Listings of boxed layout items

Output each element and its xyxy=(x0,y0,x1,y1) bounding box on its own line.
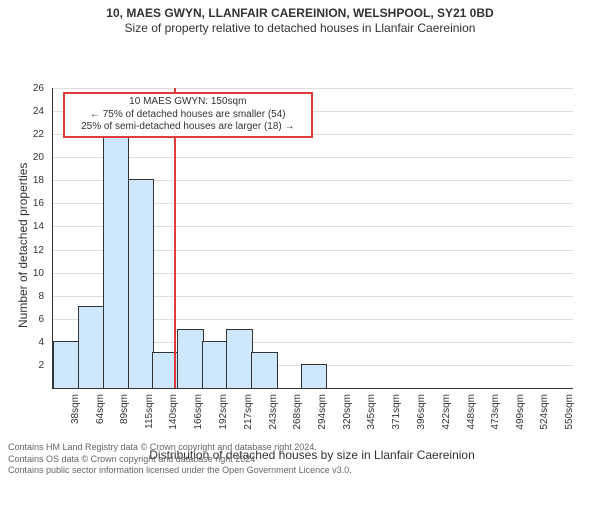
histogram-bar xyxy=(78,306,105,388)
footer-line-1: Contains HM Land Registry data © Crown c… xyxy=(8,442,592,454)
callout-line: 25% of semi-detached houses are larger (… xyxy=(71,121,305,134)
callout-line: 10 MAES GWYN: 150sqm xyxy=(71,96,305,109)
footer-line-3: Contains public sector information licen… xyxy=(8,465,592,477)
gridline xyxy=(53,157,573,158)
y-axis-label: Number of detached properties xyxy=(16,163,30,328)
y-tick-label: 20 xyxy=(0,152,44,163)
y-tick-label: 24 xyxy=(0,106,44,117)
histogram-bar xyxy=(226,329,253,388)
y-tick-label: 22 xyxy=(0,129,44,140)
histogram-bar xyxy=(177,329,204,388)
y-tick-label: 2 xyxy=(0,360,44,371)
footer-line-2: Contains OS data © Crown copyright and d… xyxy=(8,454,592,466)
footer: Contains HM Land Registry data © Crown c… xyxy=(8,442,592,477)
histogram-bar xyxy=(128,179,155,388)
histogram-bar xyxy=(53,341,80,388)
callout-line: ← 75% of detached houses are smaller (54… xyxy=(71,109,305,122)
page-title: 10, MAES GWYN, LLANFAIR CAEREINION, WELS… xyxy=(0,6,600,21)
gridline xyxy=(53,88,573,89)
y-tick-label: 26 xyxy=(0,83,44,94)
histogram-bar xyxy=(202,341,229,388)
histogram-bar xyxy=(251,352,278,388)
y-tick-label: 4 xyxy=(0,337,44,348)
histogram-bar xyxy=(103,133,130,388)
page-subtitle: Size of property relative to detached ho… xyxy=(0,21,600,36)
histogram-bar xyxy=(301,364,328,388)
callout-box: 10 MAES GWYN: 150sqm← 75% of detached ho… xyxy=(63,92,313,138)
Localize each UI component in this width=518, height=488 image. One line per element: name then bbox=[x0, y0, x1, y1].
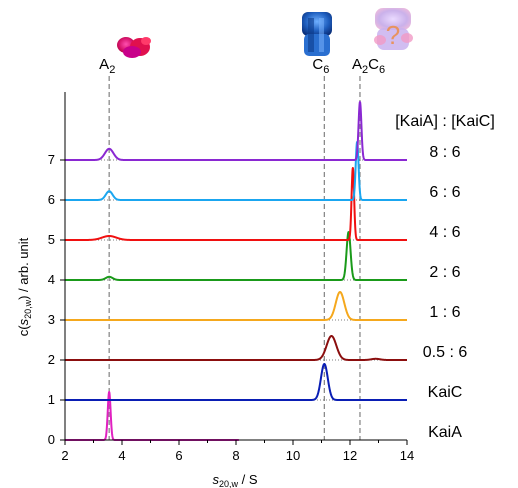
ratio-label-6: 6 : 6 bbox=[429, 184, 460, 201]
y-tick-label: 2 bbox=[48, 352, 55, 367]
x-axis-label: s20,w / S bbox=[212, 472, 257, 488]
y-tick-label: 6 bbox=[48, 192, 55, 207]
ratio-label-3: 1 : 6 bbox=[429, 304, 460, 321]
x-tick-label: 8 bbox=[232, 448, 239, 463]
ratio-label-4: 2 : 6 bbox=[429, 264, 460, 281]
x-tick-label: 14 bbox=[400, 448, 414, 463]
ratio-label-0: KaiA bbox=[428, 424, 462, 441]
series-line-4 bbox=[64, 231, 408, 281]
x-tick-label: 6 bbox=[175, 448, 182, 463]
y-tick-label: 4 bbox=[48, 272, 55, 287]
ref-label-c6: C6 bbox=[312, 56, 329, 76]
series-line-7 bbox=[64, 101, 408, 161]
series-line-6 bbox=[64, 141, 408, 201]
y-tick-label: 3 bbox=[48, 312, 55, 327]
y-tick-label: 0 bbox=[48, 432, 55, 447]
series-line-5 bbox=[64, 167, 408, 241]
x-tick-label: 4 bbox=[118, 448, 125, 463]
ref-label-a2: A2 bbox=[99, 56, 115, 76]
y-axis-label: c(s20,w) / arb. unit bbox=[16, 237, 33, 336]
ratio-label-7: 8 : 6 bbox=[429, 144, 460, 161]
y-tick-label: 1 bbox=[48, 392, 55, 407]
ratio-label-1: KaiC bbox=[428, 384, 463, 401]
y-tick-label: 7 bbox=[48, 152, 55, 167]
y-tick-label: 5 bbox=[48, 232, 55, 247]
unknown-complex-structure-icon: ? bbox=[374, 8, 413, 50]
ref-label-a2c6: A2C6 bbox=[352, 56, 385, 76]
series-line-3 bbox=[64, 291, 408, 321]
kaic-hexamer-structure-icon bbox=[302, 12, 332, 56]
legend-header: [KaiA] : [KaiC] bbox=[395, 113, 495, 130]
question-mark: ? bbox=[386, 20, 400, 50]
x-tick-label: 12 bbox=[343, 448, 357, 463]
x-tick-label: 10 bbox=[286, 448, 300, 463]
x-tick-label: 2 bbox=[61, 448, 68, 463]
series-line-1 bbox=[64, 363, 408, 401]
ratio-label-5: 4 : 6 bbox=[429, 224, 460, 241]
series-line-2 bbox=[64, 335, 408, 361]
kaia-dimer-structure-icon bbox=[117, 37, 151, 58]
ratio-label-2: 0.5 : 6 bbox=[423, 344, 468, 361]
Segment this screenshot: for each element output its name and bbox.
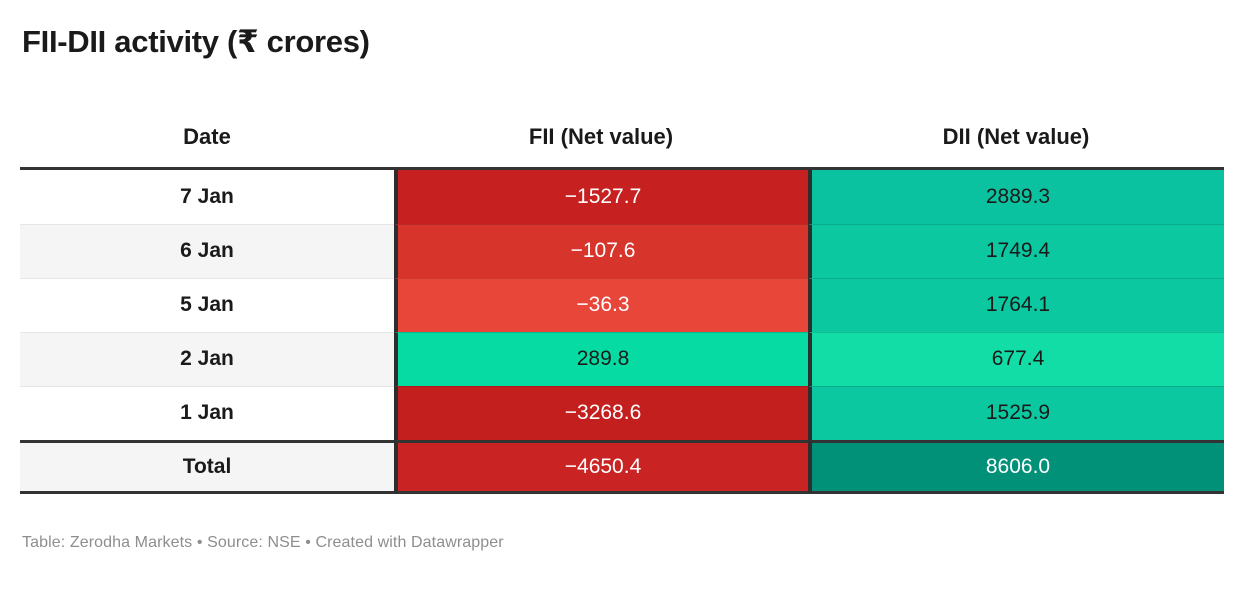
- fii-value-cell: 289.8: [394, 331, 808, 386]
- date-cell: 7 Jan: [20, 169, 394, 224]
- table-body: 7 Jan −1527.7 2889.3 6 Jan −107.6 1749.4 5 Jan…: [20, 169, 1224, 440]
- fii-dii-table: Date FII (Net value) DII (Net value) 7 J…: [20, 93, 1224, 494]
- date-cell: 6 Jan: [20, 223, 394, 278]
- table-row: 7 Jan −1527.7 2889.3: [20, 169, 1224, 224]
- date-cell: 2 Jan: [20, 331, 394, 386]
- dii-value-cell: 677.4: [808, 331, 1224, 386]
- page-title: FII-DII activity (₹ crores): [22, 24, 370, 59]
- dii-value-cell: 1764.1: [808, 277, 1224, 332]
- fii-value-cell: −36.3: [394, 277, 808, 332]
- total-fii-cell: −4650.4: [394, 439, 808, 494]
- table-row: 6 Jan −107.6 1749.4: [20, 223, 1224, 278]
- total-row: Total −4650.4 8606.0: [20, 439, 1224, 494]
- column-header-date: Date: [20, 93, 394, 170]
- date-cell: 1 Jan: [20, 385, 394, 440]
- attribution-text: Table: Zerodha Markets • Source: NSE • C…: [22, 533, 504, 551]
- table-header: Date FII (Net value) DII (Net value): [20, 93, 1224, 170]
- table-row: 2 Jan 289.8 677.4: [20, 331, 1224, 386]
- total-label-cell: Total: [20, 439, 394, 494]
- fii-value-cell: −1527.7: [394, 169, 808, 224]
- column-header-fii: FII (Net value): [394, 93, 808, 170]
- fii-value-cell: −107.6: [394, 223, 808, 278]
- fii-value-cell: −3268.6: [394, 385, 808, 440]
- table-row: 1 Jan −3268.6 1525.9: [20, 385, 1224, 440]
- dii-value-cell: 1749.4: [808, 223, 1224, 278]
- dii-value-cell: 2889.3: [808, 169, 1224, 224]
- date-cell: 5 Jan: [20, 277, 394, 332]
- column-header-dii: DII (Net value): [808, 93, 1224, 170]
- table-row: 5 Jan −36.3 1764.1: [20, 277, 1224, 332]
- dii-value-cell: 1525.9: [808, 385, 1224, 440]
- total-dii-cell: 8606.0: [808, 439, 1224, 494]
- table-footer-row-group: Total −4650.4 8606.0: [20, 439, 1224, 494]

=== Requirement ===
Reproduce every one of these lines verbatim, leaving out the picture placeholders.

=== The response ===
Output each element and its xyxy=(x0,y0,x1,y1) bounding box on its own line.
histogram-bar xyxy=(78,306,105,388)
footer-line-1: Contains HM Land Registry data © Crown c… xyxy=(8,442,592,454)
callout-line: 25% of semi-detached houses are larger (… xyxy=(71,121,305,134)
callout-line: 10 MAES GWYN: 150sqm xyxy=(71,96,305,109)
footer-line-3: Contains public sector information licen… xyxy=(8,465,592,477)
gridline xyxy=(53,157,573,158)
y-axis-label: Number of detached properties xyxy=(16,163,30,328)
y-tick-label: 20 xyxy=(0,152,44,163)
y-tick-label: 24 xyxy=(0,106,44,117)
histogram-bar xyxy=(226,329,253,388)
y-tick-label: 22 xyxy=(0,129,44,140)
histogram-bar xyxy=(177,329,204,388)
y-tick-label: 2 xyxy=(0,360,44,371)
footer-line-2: Contains OS data © Crown copyright and d… xyxy=(8,454,592,466)
footer: Contains HM Land Registry data © Crown c… xyxy=(8,442,592,477)
histogram-bar xyxy=(128,179,155,388)
histogram-bar xyxy=(53,341,80,388)
callout-line: ← 75% of detached houses are smaller (54… xyxy=(71,109,305,122)
page-title: 10, MAES GWYN, LLANFAIR CAEREINION, WELS… xyxy=(0,6,600,21)
gridline xyxy=(53,88,573,89)
y-tick-label: 26 xyxy=(0,83,44,94)
histogram-bar xyxy=(202,341,229,388)
histogram-bar xyxy=(251,352,278,388)
y-tick-label: 4 xyxy=(0,337,44,348)
histogram-bar xyxy=(103,133,130,388)
page-subtitle: Size of property relative to detached ho… xyxy=(0,21,600,36)
histogram-bar xyxy=(301,364,328,388)
callout-box: 10 MAES GWYN: 150sqm← 75% of detached ho… xyxy=(63,92,313,138)
Localize each UI component in this width=518, height=488 image. One line per element: name then bbox=[x0, y0, x1, y1].
ratio-label-6: 6 : 6 bbox=[429, 184, 460, 201]
y-tick-label: 2 bbox=[48, 352, 55, 367]
x-axis-label: s20,w / S bbox=[212, 472, 257, 488]
y-tick-label: 6 bbox=[48, 192, 55, 207]
ratio-label-3: 1 : 6 bbox=[429, 304, 460, 321]
x-tick-label: 8 bbox=[232, 448, 239, 463]
ratio-label-4: 2 : 6 bbox=[429, 264, 460, 281]
x-tick-label: 14 bbox=[400, 448, 414, 463]
ratio-label-0: KaiA bbox=[428, 424, 462, 441]
series-line-4 bbox=[64, 231, 408, 281]
x-tick-label: 6 bbox=[175, 448, 182, 463]
y-tick-label: 4 bbox=[48, 272, 55, 287]
ref-label-c6: C6 bbox=[312, 56, 329, 76]
series-line-7 bbox=[64, 101, 408, 161]
series-line-6 bbox=[64, 141, 408, 201]
y-tick-label: 3 bbox=[48, 312, 55, 327]
y-tick-label: 0 bbox=[48, 432, 55, 447]
series-line-5 bbox=[64, 167, 408, 241]
x-tick-label: 4 bbox=[118, 448, 125, 463]
ref-label-a2: A2 bbox=[99, 56, 115, 76]
y-axis-label: c(s20,w) / arb. unit bbox=[16, 237, 33, 336]
ratio-label-7: 8 : 6 bbox=[429, 144, 460, 161]
y-tick-label: 1 bbox=[48, 392, 55, 407]
ratio-label-1: KaiC bbox=[428, 384, 463, 401]
y-tick-label: 7 bbox=[48, 152, 55, 167]
y-tick-label: 5 bbox=[48, 232, 55, 247]
unknown-complex-structure-icon: ? bbox=[374, 8, 413, 50]
ref-label-a2c6: A2C6 bbox=[352, 56, 385, 76]
series-line-3 bbox=[64, 291, 408, 321]
kaic-hexamer-structure-icon bbox=[302, 12, 332, 56]
legend-header: [KaiA] : [KaiC] bbox=[395, 113, 495, 130]
question-mark: ? bbox=[386, 20, 400, 50]
x-tick-label: 12 bbox=[343, 448, 357, 463]
x-tick-label: 10 bbox=[286, 448, 300, 463]
x-tick-label: 2 bbox=[61, 448, 68, 463]
series-line-1 bbox=[64, 363, 408, 401]
ratio-label-5: 4 : 6 bbox=[429, 224, 460, 241]
series-line-2 bbox=[64, 335, 408, 361]
kaia-dimer-structure-icon bbox=[117, 37, 151, 58]
ratio-label-2: 0.5 : 6 bbox=[423, 344, 468, 361]
Segment this screenshot: for each element output its name and bbox.
- fii-value-cell: 289.8: [394, 331, 808, 386]
- date-cell: 7 Jan: [20, 169, 394, 224]
- table-body: 7 Jan −1527.7 2889.3 6 Jan −107.6 1749.4 5 Jan…: [20, 169, 1224, 440]
- fii-dii-table: Date FII (Net value) DII (Net value) 7 J…: [20, 93, 1224, 494]
- date-cell: 6 Jan: [20, 223, 394, 278]
- table-row: 7 Jan −1527.7 2889.3: [20, 169, 1224, 224]
- date-cell: 2 Jan: [20, 331, 394, 386]
- dii-value-cell: 677.4: [808, 331, 1224, 386]
- page-title: FII-DII activity (₹ crores): [22, 24, 370, 59]
- dii-value-cell: 1764.1: [808, 277, 1224, 332]
- fii-value-cell: −36.3: [394, 277, 808, 332]
- total-fii-cell: −4650.4: [394, 439, 808, 494]
- table-row: 6 Jan −107.6 1749.4: [20, 223, 1224, 278]
- total-row: Total −4650.4 8606.0: [20, 439, 1224, 494]
- column-header-date: Date: [20, 93, 394, 170]
- date-cell: 1 Jan: [20, 385, 394, 440]
- attribution-text: Table: Zerodha Markets • Source: NSE • C…: [22, 533, 504, 551]
- table-header: Date FII (Net value) DII (Net value): [20, 93, 1224, 170]
- table-row: 2 Jan 289.8 677.4: [20, 331, 1224, 386]
- total-label-cell: Total: [20, 439, 394, 494]
- fii-value-cell: −1527.7: [394, 169, 808, 224]
- column-header-fii: FII (Net value): [394, 93, 808, 170]
- fii-value-cell: −107.6: [394, 223, 808, 278]
- fii-value-cell: −3268.6: [394, 385, 808, 440]
- table-row: 1 Jan −3268.6 1525.9: [20, 385, 1224, 440]
- dii-value-cell: 1749.4: [808, 223, 1224, 278]
- dii-value-cell: 2889.3: [808, 169, 1224, 224]
- date-cell: 5 Jan: [20, 277, 394, 332]
- column-header-dii: DII (Net value): [808, 93, 1224, 170]
- table-row: 5 Jan −36.3 1764.1: [20, 277, 1224, 332]
- dii-value-cell: 1525.9: [808, 385, 1224, 440]
- total-dii-cell: 8606.0: [808, 439, 1224, 494]
- table-footer-row-group: Total −4650.4 8606.0: [20, 439, 1224, 494]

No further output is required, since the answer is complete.